[Data items]
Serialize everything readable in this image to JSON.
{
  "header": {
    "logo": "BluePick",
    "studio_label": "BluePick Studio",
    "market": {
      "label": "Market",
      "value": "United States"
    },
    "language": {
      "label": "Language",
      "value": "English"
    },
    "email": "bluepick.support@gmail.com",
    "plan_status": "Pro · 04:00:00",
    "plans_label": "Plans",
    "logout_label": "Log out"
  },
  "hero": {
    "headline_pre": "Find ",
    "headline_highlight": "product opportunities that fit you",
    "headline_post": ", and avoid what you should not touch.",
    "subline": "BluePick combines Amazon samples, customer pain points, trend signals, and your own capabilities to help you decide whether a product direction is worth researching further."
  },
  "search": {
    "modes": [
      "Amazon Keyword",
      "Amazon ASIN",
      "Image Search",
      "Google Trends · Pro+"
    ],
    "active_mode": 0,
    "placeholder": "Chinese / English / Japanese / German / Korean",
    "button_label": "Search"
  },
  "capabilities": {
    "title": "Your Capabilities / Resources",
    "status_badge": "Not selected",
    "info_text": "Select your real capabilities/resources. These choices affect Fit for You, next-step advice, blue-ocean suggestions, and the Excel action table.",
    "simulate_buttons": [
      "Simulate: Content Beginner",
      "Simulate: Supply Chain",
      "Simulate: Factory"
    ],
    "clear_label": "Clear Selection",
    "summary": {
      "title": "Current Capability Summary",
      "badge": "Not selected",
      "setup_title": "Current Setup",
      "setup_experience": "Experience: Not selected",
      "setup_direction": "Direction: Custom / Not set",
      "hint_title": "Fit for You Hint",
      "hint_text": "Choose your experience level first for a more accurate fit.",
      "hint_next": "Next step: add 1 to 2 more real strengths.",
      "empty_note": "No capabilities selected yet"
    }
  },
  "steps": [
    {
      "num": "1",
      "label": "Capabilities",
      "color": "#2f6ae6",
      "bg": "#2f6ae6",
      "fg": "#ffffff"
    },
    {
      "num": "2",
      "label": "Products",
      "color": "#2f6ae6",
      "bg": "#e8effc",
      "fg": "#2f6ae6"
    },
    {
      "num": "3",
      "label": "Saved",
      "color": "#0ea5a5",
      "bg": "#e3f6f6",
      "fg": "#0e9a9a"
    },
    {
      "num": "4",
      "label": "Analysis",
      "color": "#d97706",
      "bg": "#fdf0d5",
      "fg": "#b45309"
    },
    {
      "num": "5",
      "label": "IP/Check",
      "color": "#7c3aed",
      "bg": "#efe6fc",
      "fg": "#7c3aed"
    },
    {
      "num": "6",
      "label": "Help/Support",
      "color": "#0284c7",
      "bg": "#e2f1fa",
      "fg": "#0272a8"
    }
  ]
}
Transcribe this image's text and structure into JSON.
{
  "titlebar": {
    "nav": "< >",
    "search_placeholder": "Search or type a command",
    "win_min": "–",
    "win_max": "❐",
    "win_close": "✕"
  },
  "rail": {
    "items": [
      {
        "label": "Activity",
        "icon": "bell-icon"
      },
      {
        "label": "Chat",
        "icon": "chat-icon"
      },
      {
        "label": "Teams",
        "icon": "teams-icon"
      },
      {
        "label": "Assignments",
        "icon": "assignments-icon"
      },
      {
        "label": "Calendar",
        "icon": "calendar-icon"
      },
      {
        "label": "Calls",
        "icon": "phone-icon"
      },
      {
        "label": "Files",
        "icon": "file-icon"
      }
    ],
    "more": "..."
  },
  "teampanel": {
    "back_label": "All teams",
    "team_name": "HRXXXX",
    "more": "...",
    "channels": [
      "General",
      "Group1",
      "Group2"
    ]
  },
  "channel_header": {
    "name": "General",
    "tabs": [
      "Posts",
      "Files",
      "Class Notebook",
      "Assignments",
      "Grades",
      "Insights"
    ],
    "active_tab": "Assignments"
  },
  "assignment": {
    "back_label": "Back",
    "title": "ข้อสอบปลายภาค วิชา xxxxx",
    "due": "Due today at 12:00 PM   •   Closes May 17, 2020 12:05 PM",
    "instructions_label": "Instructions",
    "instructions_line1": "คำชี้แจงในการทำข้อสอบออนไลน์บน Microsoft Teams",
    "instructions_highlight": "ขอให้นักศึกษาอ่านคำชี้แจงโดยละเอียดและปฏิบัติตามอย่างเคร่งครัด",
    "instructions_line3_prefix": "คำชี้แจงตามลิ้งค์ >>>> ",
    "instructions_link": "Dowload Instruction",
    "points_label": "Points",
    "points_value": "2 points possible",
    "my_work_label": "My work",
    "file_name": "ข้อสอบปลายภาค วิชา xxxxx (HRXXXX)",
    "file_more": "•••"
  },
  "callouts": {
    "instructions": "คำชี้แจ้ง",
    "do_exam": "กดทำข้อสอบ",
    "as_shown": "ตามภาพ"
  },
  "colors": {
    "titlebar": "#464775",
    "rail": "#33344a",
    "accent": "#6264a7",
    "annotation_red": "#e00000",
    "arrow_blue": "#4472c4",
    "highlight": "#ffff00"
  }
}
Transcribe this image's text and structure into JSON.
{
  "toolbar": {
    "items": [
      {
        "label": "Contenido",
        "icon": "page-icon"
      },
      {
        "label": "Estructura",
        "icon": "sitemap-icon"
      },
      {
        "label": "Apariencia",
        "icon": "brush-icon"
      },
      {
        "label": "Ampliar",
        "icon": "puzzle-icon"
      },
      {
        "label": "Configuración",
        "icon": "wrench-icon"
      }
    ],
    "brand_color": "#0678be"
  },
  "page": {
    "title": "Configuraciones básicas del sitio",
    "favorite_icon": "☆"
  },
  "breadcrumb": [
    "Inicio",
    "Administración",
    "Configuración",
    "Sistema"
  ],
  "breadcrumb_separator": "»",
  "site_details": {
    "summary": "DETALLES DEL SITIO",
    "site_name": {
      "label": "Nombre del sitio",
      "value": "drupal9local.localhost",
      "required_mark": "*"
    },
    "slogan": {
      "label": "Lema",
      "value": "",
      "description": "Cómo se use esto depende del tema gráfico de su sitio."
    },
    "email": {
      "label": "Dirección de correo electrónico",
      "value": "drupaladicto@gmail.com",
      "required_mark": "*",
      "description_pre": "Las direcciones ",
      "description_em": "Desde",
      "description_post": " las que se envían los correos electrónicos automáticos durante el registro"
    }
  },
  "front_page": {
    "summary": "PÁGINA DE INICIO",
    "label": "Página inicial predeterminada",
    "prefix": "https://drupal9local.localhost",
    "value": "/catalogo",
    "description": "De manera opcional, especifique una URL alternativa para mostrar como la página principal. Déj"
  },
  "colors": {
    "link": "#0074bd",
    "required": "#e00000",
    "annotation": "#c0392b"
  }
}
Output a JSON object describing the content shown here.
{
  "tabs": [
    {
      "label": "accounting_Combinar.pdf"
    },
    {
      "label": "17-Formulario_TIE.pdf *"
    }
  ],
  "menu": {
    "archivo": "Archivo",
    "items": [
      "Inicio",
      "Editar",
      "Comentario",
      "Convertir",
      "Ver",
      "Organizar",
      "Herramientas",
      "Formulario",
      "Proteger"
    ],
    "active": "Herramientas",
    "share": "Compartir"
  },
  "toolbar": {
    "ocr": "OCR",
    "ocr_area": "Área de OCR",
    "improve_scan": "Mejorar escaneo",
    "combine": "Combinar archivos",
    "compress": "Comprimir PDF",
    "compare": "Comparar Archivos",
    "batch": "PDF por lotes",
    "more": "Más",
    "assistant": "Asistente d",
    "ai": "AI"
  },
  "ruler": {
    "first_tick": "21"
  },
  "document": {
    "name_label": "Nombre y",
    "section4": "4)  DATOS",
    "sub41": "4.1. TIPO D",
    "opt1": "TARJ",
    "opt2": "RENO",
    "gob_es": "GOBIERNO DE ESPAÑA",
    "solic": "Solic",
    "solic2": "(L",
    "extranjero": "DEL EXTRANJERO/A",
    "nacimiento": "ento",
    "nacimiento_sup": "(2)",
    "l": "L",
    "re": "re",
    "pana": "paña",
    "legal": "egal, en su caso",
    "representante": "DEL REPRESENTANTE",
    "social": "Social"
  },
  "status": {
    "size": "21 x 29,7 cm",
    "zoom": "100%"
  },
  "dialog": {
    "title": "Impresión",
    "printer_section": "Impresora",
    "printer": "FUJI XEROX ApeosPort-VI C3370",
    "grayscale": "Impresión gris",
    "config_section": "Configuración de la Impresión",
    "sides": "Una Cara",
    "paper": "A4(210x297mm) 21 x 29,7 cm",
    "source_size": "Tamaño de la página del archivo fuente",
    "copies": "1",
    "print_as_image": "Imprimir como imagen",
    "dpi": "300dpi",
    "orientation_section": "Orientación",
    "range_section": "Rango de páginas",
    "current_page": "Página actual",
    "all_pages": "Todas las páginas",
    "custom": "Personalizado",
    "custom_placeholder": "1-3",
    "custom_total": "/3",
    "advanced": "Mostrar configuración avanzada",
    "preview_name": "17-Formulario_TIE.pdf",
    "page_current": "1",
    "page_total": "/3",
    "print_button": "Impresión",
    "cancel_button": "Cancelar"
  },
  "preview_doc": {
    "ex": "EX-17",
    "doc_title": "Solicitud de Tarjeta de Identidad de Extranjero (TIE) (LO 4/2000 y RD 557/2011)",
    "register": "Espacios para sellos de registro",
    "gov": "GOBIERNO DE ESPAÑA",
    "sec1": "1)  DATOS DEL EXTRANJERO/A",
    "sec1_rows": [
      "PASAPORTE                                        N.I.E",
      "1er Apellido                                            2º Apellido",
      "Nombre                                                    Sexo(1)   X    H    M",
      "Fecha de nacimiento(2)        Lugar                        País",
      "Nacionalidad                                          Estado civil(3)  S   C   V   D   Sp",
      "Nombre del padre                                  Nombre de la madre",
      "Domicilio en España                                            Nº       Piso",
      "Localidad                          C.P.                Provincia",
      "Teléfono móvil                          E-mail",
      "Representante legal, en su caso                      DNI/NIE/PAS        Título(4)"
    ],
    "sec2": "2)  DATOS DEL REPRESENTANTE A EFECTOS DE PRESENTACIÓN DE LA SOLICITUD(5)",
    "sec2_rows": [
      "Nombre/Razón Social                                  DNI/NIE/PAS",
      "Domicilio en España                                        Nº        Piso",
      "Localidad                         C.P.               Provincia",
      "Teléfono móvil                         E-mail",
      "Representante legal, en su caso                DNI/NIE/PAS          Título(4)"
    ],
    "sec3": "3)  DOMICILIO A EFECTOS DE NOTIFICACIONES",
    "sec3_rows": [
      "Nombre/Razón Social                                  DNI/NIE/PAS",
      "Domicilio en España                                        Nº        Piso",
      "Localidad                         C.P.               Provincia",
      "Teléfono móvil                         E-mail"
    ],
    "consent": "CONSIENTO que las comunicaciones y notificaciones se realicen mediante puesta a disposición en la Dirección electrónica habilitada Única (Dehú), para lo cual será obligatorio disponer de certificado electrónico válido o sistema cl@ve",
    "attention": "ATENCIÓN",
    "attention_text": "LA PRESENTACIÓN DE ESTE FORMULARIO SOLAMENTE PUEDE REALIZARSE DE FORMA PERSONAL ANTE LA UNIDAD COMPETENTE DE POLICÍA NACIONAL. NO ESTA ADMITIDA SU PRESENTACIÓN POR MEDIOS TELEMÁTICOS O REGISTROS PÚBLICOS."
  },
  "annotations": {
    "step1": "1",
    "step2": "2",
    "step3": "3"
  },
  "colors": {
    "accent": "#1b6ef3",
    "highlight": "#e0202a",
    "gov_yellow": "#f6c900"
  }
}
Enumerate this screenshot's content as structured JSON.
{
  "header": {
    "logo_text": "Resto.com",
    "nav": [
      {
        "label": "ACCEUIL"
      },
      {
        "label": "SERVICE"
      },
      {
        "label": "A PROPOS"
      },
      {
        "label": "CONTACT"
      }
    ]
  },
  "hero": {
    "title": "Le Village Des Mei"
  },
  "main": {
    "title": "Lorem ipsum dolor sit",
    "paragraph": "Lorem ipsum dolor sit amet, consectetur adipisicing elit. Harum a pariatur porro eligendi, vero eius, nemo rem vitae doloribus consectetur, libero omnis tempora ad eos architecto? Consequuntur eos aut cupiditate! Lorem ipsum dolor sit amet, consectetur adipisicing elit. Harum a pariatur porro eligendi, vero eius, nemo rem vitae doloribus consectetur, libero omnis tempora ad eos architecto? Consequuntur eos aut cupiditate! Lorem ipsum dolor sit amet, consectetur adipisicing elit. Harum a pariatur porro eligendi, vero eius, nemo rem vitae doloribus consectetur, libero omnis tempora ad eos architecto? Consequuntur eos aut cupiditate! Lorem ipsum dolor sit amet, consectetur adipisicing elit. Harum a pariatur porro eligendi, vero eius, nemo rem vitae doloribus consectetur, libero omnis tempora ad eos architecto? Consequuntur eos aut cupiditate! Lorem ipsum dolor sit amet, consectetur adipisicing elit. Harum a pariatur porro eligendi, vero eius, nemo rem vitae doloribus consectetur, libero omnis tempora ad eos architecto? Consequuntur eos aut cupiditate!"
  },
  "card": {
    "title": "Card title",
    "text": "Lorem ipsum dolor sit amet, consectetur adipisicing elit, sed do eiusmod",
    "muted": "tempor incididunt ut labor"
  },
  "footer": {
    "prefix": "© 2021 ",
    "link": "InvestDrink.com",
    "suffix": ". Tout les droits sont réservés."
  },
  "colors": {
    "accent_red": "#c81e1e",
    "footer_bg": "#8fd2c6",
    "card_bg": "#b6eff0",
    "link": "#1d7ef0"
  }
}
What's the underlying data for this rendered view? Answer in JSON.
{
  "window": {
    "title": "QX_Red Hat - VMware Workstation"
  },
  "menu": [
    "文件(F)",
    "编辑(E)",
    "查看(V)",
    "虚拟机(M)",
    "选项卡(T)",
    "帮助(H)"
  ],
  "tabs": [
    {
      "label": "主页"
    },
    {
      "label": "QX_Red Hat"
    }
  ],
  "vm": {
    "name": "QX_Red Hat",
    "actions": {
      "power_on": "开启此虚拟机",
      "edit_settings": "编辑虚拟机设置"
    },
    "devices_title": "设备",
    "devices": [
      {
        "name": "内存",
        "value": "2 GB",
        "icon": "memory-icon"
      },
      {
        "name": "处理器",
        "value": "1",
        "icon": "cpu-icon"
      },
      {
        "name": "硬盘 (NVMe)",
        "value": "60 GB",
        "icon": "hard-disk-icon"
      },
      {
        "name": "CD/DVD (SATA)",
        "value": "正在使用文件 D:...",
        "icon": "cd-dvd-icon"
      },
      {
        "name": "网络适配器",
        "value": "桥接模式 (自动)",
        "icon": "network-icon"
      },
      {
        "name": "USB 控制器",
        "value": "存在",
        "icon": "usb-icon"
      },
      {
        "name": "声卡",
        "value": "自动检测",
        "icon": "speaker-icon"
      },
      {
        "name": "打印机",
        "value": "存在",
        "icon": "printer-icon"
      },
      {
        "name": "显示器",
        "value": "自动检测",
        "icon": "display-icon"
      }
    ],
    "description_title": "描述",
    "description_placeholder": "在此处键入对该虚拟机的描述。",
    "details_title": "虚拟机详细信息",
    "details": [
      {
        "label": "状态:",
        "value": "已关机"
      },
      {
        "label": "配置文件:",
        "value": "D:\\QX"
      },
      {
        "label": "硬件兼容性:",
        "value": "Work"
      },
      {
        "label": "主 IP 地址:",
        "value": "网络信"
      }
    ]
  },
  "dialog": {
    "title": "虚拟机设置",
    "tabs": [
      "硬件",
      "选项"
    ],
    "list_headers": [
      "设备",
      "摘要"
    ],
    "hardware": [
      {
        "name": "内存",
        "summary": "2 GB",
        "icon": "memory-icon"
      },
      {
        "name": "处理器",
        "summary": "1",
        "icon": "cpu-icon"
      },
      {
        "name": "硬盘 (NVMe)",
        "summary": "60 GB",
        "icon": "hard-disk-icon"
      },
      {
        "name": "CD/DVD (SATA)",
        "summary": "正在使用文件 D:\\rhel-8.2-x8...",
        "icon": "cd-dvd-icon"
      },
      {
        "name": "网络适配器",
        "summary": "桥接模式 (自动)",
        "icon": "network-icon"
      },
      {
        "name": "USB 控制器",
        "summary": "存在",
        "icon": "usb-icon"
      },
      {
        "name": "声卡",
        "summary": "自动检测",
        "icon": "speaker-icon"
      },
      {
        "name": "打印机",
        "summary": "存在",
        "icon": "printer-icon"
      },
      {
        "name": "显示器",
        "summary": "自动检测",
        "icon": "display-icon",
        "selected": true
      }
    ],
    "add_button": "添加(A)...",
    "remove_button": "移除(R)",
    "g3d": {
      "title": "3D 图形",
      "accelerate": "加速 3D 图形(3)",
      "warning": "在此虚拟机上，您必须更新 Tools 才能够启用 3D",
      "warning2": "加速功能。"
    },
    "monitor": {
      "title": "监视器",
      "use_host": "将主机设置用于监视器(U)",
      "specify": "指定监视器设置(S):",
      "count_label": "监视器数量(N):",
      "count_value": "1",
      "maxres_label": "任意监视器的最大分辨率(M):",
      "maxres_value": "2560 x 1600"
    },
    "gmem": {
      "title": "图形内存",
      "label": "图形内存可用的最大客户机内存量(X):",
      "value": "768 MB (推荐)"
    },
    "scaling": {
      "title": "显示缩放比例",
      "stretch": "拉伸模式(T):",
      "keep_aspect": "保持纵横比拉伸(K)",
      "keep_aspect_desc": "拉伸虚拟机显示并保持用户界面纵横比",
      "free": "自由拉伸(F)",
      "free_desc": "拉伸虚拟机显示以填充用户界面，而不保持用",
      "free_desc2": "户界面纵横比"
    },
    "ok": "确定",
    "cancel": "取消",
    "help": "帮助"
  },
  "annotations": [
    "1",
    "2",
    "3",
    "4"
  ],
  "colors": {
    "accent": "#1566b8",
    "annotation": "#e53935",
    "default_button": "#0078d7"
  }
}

_TASK DESCRIPTION_.
Select from the material above each line in which the string "páginas" appears, and list those lines.

_EXPECTED OUTPUT_.
    "range_section": "Rango de páginas",
    "all_pages": "Todas las páginas",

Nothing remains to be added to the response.